→ WRITTEN TASK: Copy the data that follows, character for character, minus the pictures.

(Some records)
──────────
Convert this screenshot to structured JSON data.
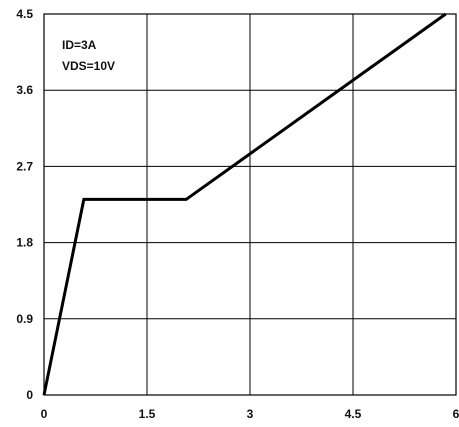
{
  "chart_data": {
    "type": "line",
    "title": "",
    "xlabel": "",
    "ylabel": "",
    "xlim": [
      0,
      6
    ],
    "ylim": [
      0,
      4.5
    ],
    "grid": true,
    "x_ticks": [
      "0",
      "1.5",
      "3",
      "4.5",
      "6"
    ],
    "y_ticks": [
      "0",
      "0.9",
      "1.8",
      "2.7",
      "3.6",
      "4.5"
    ],
    "annotations": [
      "ID=3A",
      "VDS=10V"
    ],
    "series": [
      {
        "color": "#000000",
        "x": [
          0,
          0.58,
          2.07,
          5.85
        ],
        "y": [
          0,
          2.31,
          2.31,
          4.5
        ]
      }
    ]
  }
}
──────────
→ RESPONSE:
Convert this screenshot to structured JSON data.
{
  "chart_data": {
    "type": "line",
    "title": "",
    "xlabel": "",
    "ylabel": "",
    "xlim": [
      0,
      6
    ],
    "ylim": [
      0,
      4.5
    ],
    "grid": true,
    "x_ticks": [
      "0",
      "1.5",
      "3",
      "4.5",
      "6"
    ],
    "y_ticks": [
      "0",
      "0.9",
      "1.8",
      "2.7",
      "3.6",
      "4.5"
    ],
    "annotations": [
      "ID=3A",
      "VDS=10V"
    ],
    "series": [
      {
        "color": "#000000",
        "x": [
          0,
          0.58,
          2.07,
          5.85
        ],
        "y": [
          0,
          2.31,
          2.31,
          4.5
        ]
      }
    ]
  }
}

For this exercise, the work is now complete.